Extracted records
↓↓↓

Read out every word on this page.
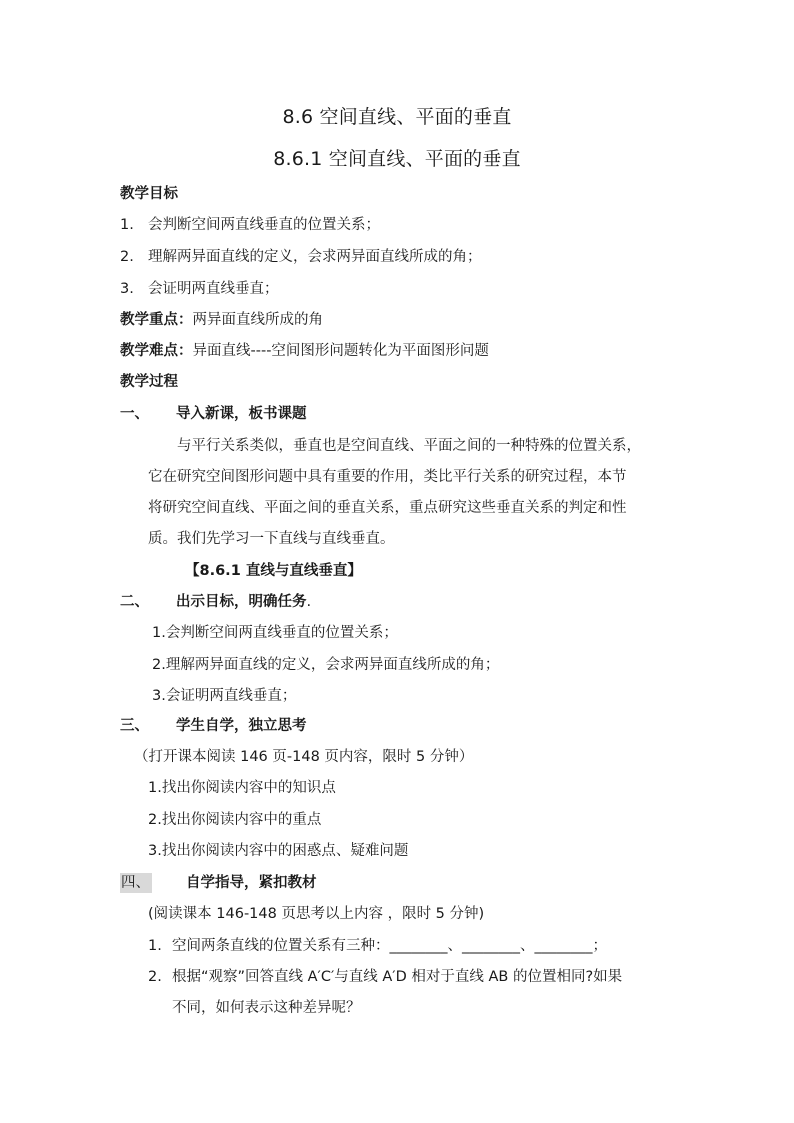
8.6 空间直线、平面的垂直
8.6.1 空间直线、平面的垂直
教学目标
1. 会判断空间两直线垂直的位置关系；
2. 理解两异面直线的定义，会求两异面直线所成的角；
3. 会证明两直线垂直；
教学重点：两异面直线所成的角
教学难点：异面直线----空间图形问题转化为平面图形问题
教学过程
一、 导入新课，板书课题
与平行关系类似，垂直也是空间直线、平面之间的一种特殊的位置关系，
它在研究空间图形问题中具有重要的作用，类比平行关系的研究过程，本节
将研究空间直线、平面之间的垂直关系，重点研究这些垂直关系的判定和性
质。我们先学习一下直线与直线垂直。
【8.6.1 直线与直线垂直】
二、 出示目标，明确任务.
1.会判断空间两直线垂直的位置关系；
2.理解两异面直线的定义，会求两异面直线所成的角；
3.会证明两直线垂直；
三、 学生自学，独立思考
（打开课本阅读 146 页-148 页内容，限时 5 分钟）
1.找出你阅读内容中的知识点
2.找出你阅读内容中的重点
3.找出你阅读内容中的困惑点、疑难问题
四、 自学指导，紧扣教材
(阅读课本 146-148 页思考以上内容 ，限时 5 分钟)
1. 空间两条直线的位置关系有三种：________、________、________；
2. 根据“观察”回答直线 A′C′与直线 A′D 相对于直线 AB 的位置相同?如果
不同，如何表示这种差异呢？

↑↑↑

### What is asked
Without the pictures, repeat all the records word for word.

### Answer to the exercise
Read out every word on this page.
8.6 空间直线、平面的垂直
8.6.1 空间直线、平面的垂直
教学目标
1. 会判断空间两直线垂直的位置关系；
2. 理解两异面直线的定义，会求两异面直线所成的角；
3. 会证明两直线垂直；
教学重点：两异面直线所成的角
教学难点：异面直线----空间图形问题转化为平面图形问题
教学过程
一、 导入新课，板书课题
与平行关系类似，垂直也是空间直线、平面之间的一种特殊的位置关系，
它在研究空间图形问题中具有重要的作用，类比平行关系的研究过程，本节
将研究空间直线、平面之间的垂直关系，重点研究这些垂直关系的判定和性
质。我们先学习一下直线与直线垂直。
【8.6.1 直线与直线垂直】
二、 出示目标，明确任务.
1.会判断空间两直线垂直的位置关系；
2.理解两异面直线的定义，会求两异面直线所成的角；
3.会证明两直线垂直；
三、 学生自学，独立思考
（打开课本阅读 146 页-148 页内容，限时 5 分钟）
1.找出你阅读内容中的知识点
2.找出你阅读内容中的重点
3.找出你阅读内容中的困惑点、疑难问题
四、 自学指导，紧扣教材
(阅读课本 146-148 页思考以上内容 ，限时 5 分钟)
1. 空间两条直线的位置关系有三种：________、________、________；
2. 根据“观察”回答直线 A′C′与直线 A′D 相对于直线 AB 的位置相同?如果
不同，如何表示这种差异呢？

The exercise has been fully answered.